### GIVEN DATA
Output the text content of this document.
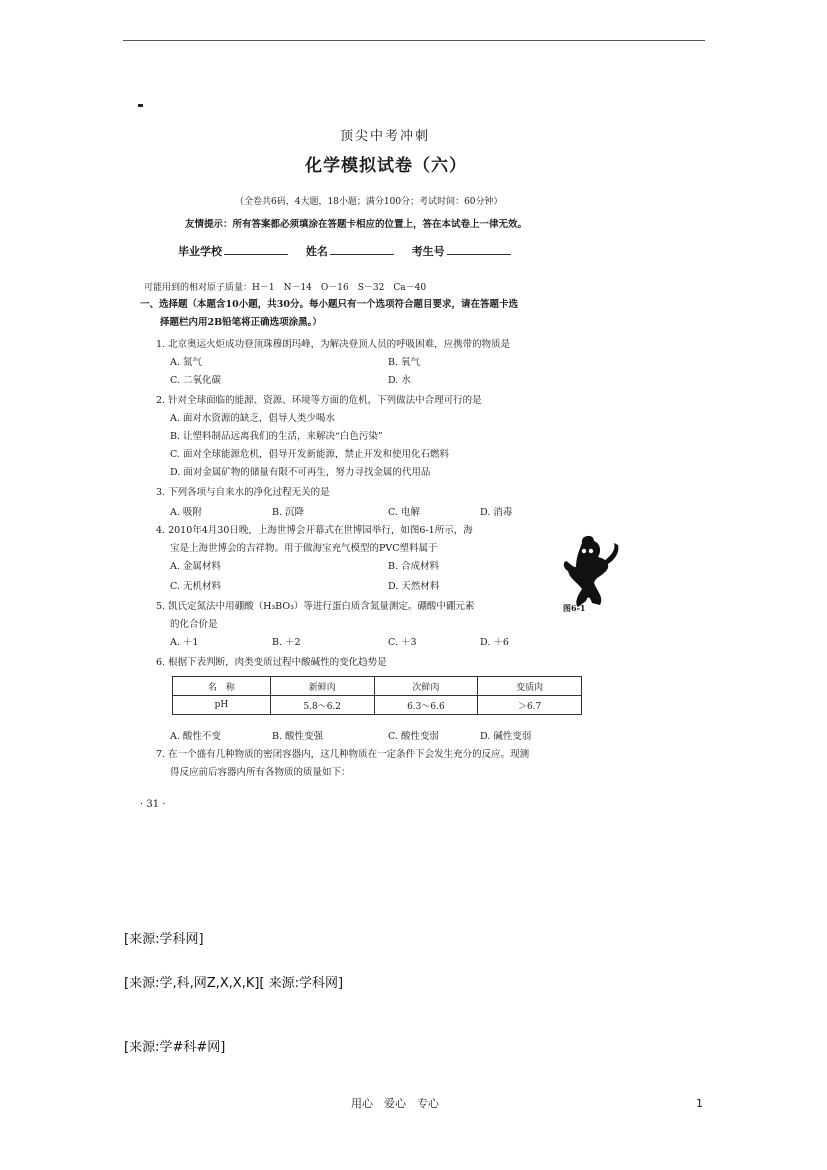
顶尖中考冲刺
化学模拟试卷（六）
（全卷共6码，4大题，18小题；满分100分；考试时间：60分钟）
友情提示：所有答案都必须填涂在答题卡相应的位置上，答在本试卷上一律无效。
毕业学校	姓名	考生号
可能用到的相对原子质量：H－1　N－14　O－16　S－32　Ca－40
一、选择题（本题含10小题，共30分。每小题只有一个选项符合题目要求，请在答题卡选
择题栏内用2B铅笔将正确选项涂黑。）
1. 北京奥运火炬成功登顶珠穆朗玛峰，为解决登顶人员的呼吸困难，应携带的物质是
A. 氮气	B. 氧气
C. 二氧化碳	D. 水
2. 针对全球面临的能源、资源、环境等方面的危机，下列做法中合理可行的是
A. 面对水资源的缺乏，倡导人类少喝水
B. 让塑料制品远离我们的生活，来解决“白色污染”
C. 面对全球能源危机，倡导开发新能源，禁止开发和使用化石燃料
D. 面对金属矿物的储量有限不可再生，努力寻找金属的代用品
3. 下列各项与自来水的净化过程无关的是
A. 吸附	B. 沉降	C. 电解	D. 消毒
4. 2010年4月30日晚，上海世博会开幕式在世博园举行，如图6-1所示，海
宝是上海世博会的吉祥物。用于做海宝充气模型的PVC塑料属于
A. 金属材料	B. 合成材料
C. 无机材料	D. 天然材料
图6-1
5. 凯氏定氮法中用硼酸（H₃BO₃）等进行蛋白质含氮量测定。硼酸中硼元素
的化合价是
A. ＋1	B. ＋2	C. ＋3	D. ＋6
6. 根据下表判断，肉类变质过程中酸碱性的变化趋势是
名　称	新鲜肉	次鲜肉	变质肉
pH	5.8～6.2	6.3～6.6	＞6.7
A. 酸性不变	B. 酸性变强	C. 酸性变弱	D. 碱性变弱
7. 在一个盛有几种物质的密闭容器内，这几种物质在一定条件下会发生充分的反应。现测
得反应前后容器内所有各物质的质量如下：
· 31 ·
[来源:学科网]
[来源:学,科,网Z,X,X,K][ 来源:学科网]
[来源:学#科#网]
用心　爱心　专心	1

### WHAT TO WORK ON
Please write out all of the material above without changing a word, and omit any pictures.

### SOLUTION FOR THIS TASK
Output the text content of this document.
顶尖中考冲刺
化学模拟试卷（六）
（全卷共6码，4大题，18小题；满分100分；考试时间：60分钟）
友情提示：所有答案都必须填涂在答题卡相应的位置上，答在本试卷上一律无效。
毕业学校	姓名	考生号
可能用到的相对原子质量：H－1　N－14　O－16　S－32　Ca－40
一、选择题（本题含10小题，共30分。每小题只有一个选项符合题目要求，请在答题卡选
择题栏内用2B铅笔将正确选项涂黑。）
1. 北京奥运火炬成功登顶珠穆朗玛峰，为解决登顶人员的呼吸困难，应携带的物质是
A. 氮气	B. 氧气
C. 二氧化碳	D. 水
2. 针对全球面临的能源、资源、环境等方面的危机，下列做法中合理可行的是
A. 面对水资源的缺乏，倡导人类少喝水
B. 让塑料制品远离我们的生活，来解决“白色污染”
C. 面对全球能源危机，倡导开发新能源，禁止开发和使用化石燃料
D. 面对金属矿物的储量有限不可再生，努力寻找金属的代用品
3. 下列各项与自来水的净化过程无关的是
A. 吸附	B. 沉降	C. 电解	D. 消毒
4. 2010年4月30日晚，上海世博会开幕式在世博园举行，如图6-1所示，海
宝是上海世博会的吉祥物。用于做海宝充气模型的PVC塑料属于
A. 金属材料	B. 合成材料
C. 无机材料	D. 天然材料
图6-1
5. 凯氏定氮法中用硼酸（H₃BO₃）等进行蛋白质含氮量测定。硼酸中硼元素
的化合价是
A. ＋1	B. ＋2	C. ＋3	D. ＋6
6. 根据下表判断，肉类变质过程中酸碱性的变化趋势是
名　称	新鲜肉	次鲜肉	变质肉
pH	5.8～6.2	6.3～6.6	＞6.7
A. 酸性不变	B. 酸性变强	C. 酸性变弱	D. 碱性变弱
7. 在一个盛有几种物质的密闭容器内，这几种物质在一定条件下会发生充分的反应。现测
得反应前后容器内所有各物质的质量如下：
· 31 ·
[来源:学科网]
[来源:学,科,网Z,X,X,K][ 来源:学科网]
[来源:学#科#网]
用心　爱心　专心	1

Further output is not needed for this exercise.